Dataset items:
━━━

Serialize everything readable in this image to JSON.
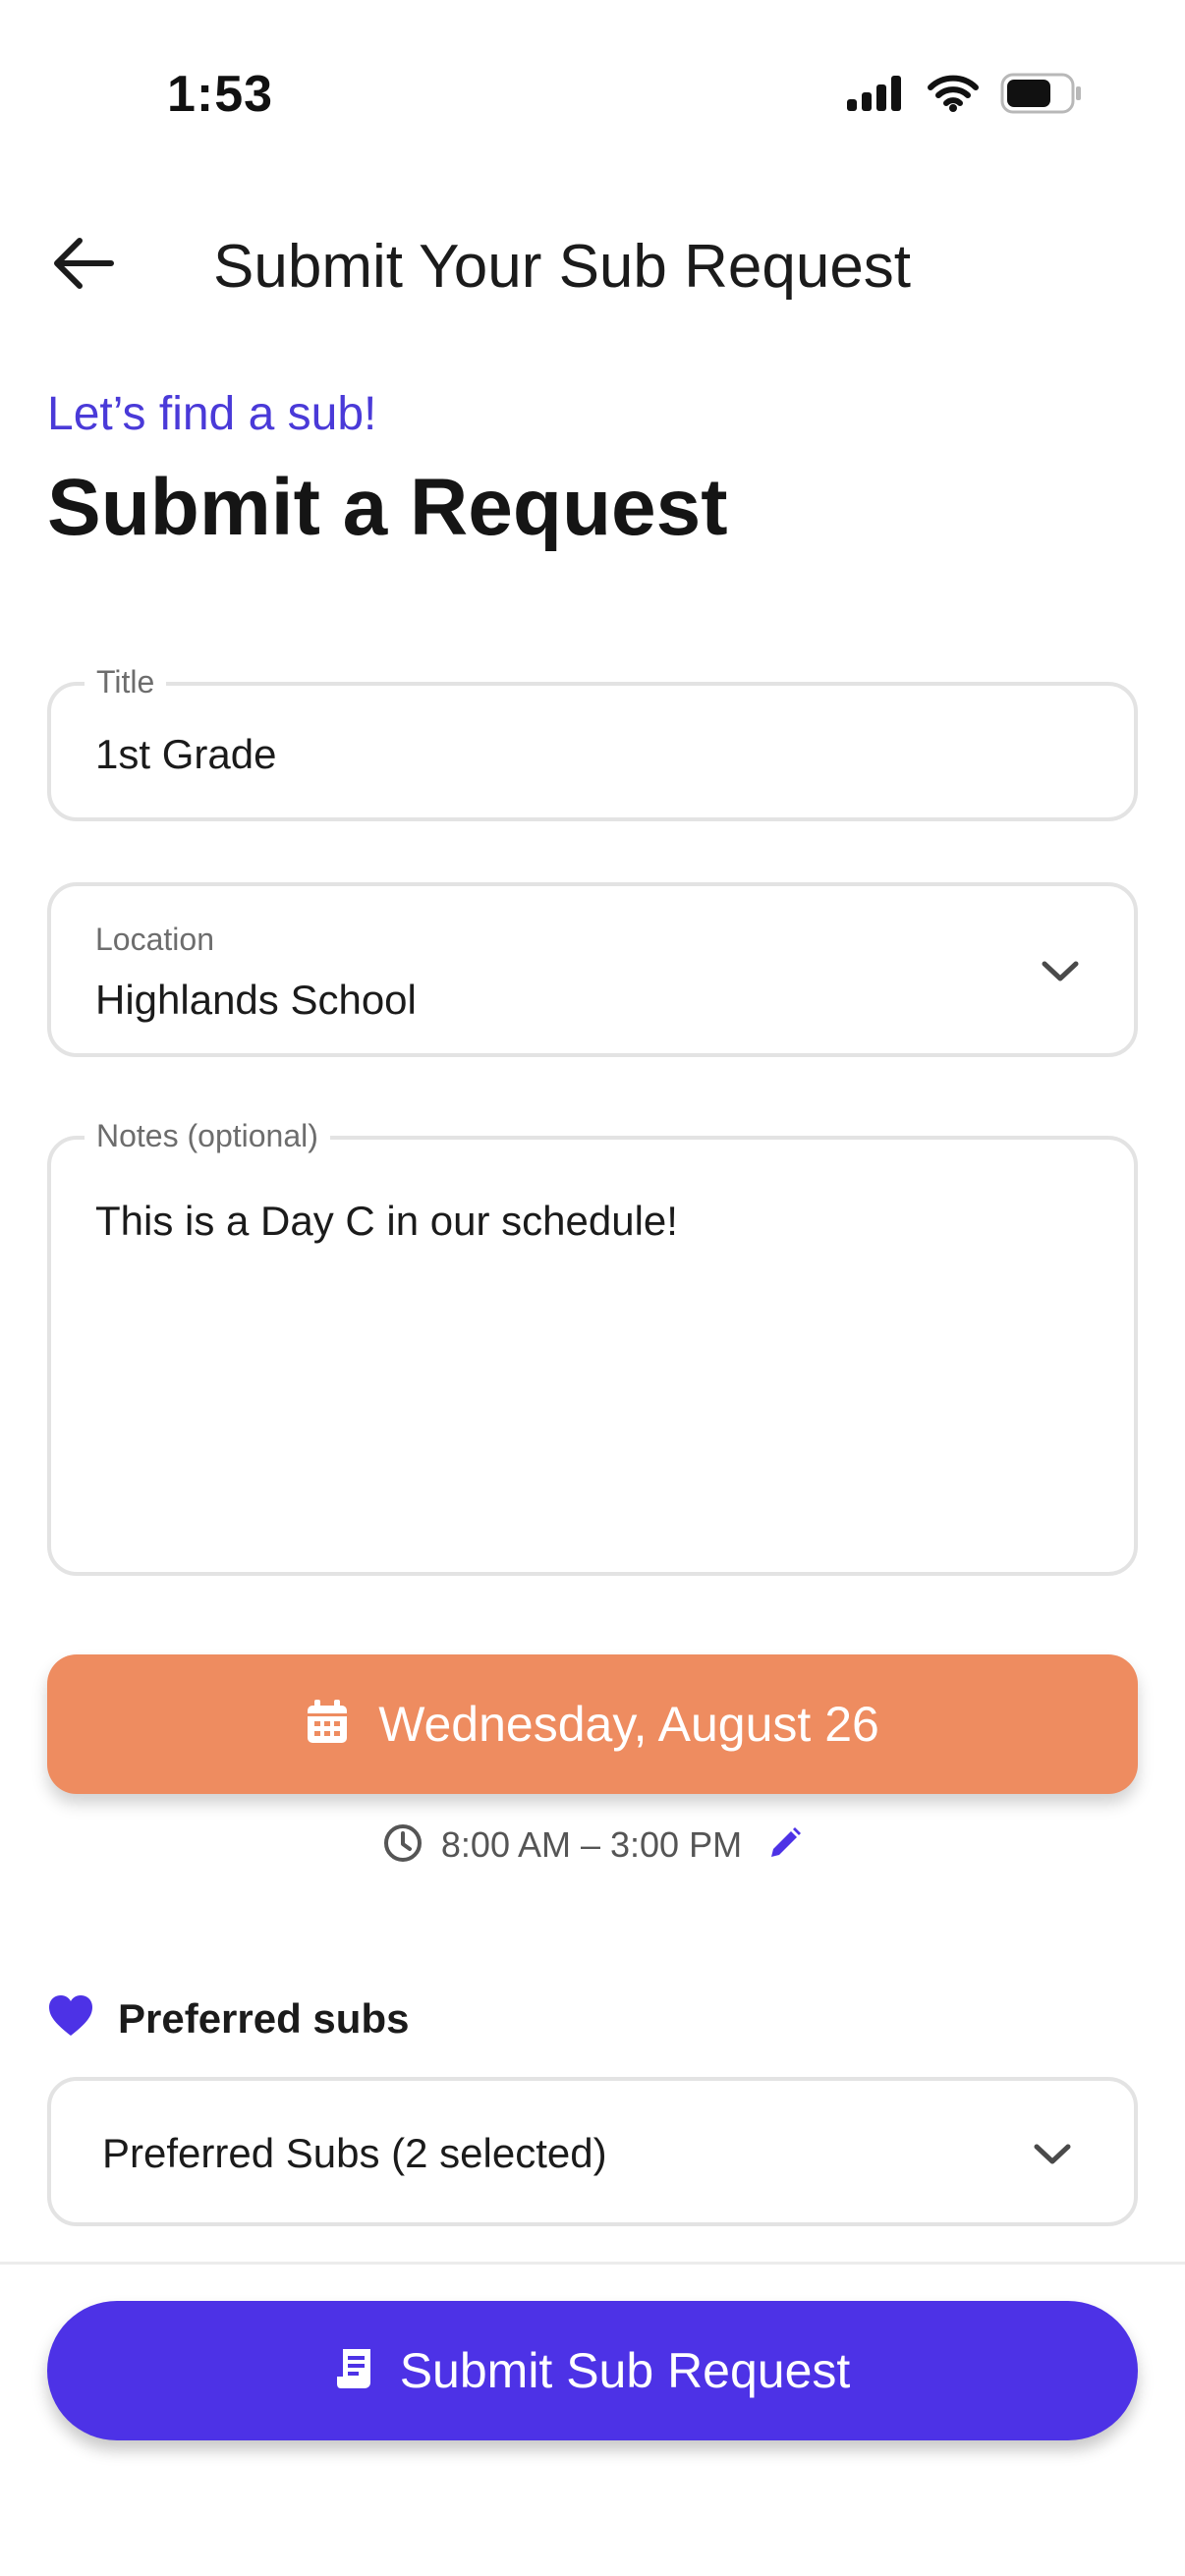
{
  "status_bar": {
    "time": "1:53",
    "icons": [
      "cellular-signal-icon",
      "wifi-icon",
      "battery-icon"
    ]
  },
  "header": {
    "back_icon": "arrow-left-icon",
    "title": "Submit Your Sub Request"
  },
  "intro": {
    "eyebrow": "Let’s find a sub!",
    "title": "Submit a Request"
  },
  "form": {
    "title_field": {
      "label": "Title",
      "value": "1st Grade"
    },
    "location_field": {
      "label": "Location",
      "value": "Highlands School",
      "icon": "chevron-down-icon"
    },
    "notes_field": {
      "label": "Notes (optional)",
      "value": "This is a Day C in our schedule!"
    },
    "date_button": {
      "icon": "calendar-icon",
      "label": "Wednesday, August 26"
    },
    "time_range": {
      "icon": "clock-icon",
      "text": "8:00 AM – 3:00 PM",
      "edit_icon": "pencil-icon"
    },
    "preferred": {
      "icon": "heart-icon",
      "heading": "Preferred subs",
      "value": "Preferred Subs (2 selected)"
    }
  },
  "submit_button": {
    "icon": "receipt-icon",
    "label": "Submit Sub Request"
  },
  "colors": {
    "accent": "#4d32e6",
    "eyebrow": "#4a3ad8",
    "date_button": "#ee8c60",
    "border": "#e3e3e3"
  }
}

━━━

Exercise directions:
Reproduce all entries exactly. Pictures do not belong in the copy.

Final result:
Serialize everything readable in this image to JSON.
{
  "status_bar": {
    "time": "1:53",
    "icons": [
      "cellular-signal-icon",
      "wifi-icon",
      "battery-icon"
    ]
  },
  "header": {
    "back_icon": "arrow-left-icon",
    "title": "Submit Your Sub Request"
  },
  "intro": {
    "eyebrow": "Let’s find a sub!",
    "title": "Submit a Request"
  },
  "form": {
    "title_field": {
      "label": "Title",
      "value": "1st Grade"
    },
    "location_field": {
      "label": "Location",
      "value": "Highlands School",
      "icon": "chevron-down-icon"
    },
    "notes_field": {
      "label": "Notes (optional)",
      "value": "This is a Day C in our schedule!"
    },
    "date_button": {
      "icon": "calendar-icon",
      "label": "Wednesday, August 26"
    },
    "time_range": {
      "icon": "clock-icon",
      "text": "8:00 AM – 3:00 PM",
      "edit_icon": "pencil-icon"
    },
    "preferred": {
      "icon": "heart-icon",
      "heading": "Preferred subs",
      "value": "Preferred Subs (2 selected)"
    }
  },
  "submit_button": {
    "icon": "receipt-icon",
    "label": "Submit Sub Request"
  },
  "colors": {
    "accent": "#4d32e6",
    "eyebrow": "#4a3ad8",
    "date_button": "#ee8c60",
    "border": "#e3e3e3"
  }
}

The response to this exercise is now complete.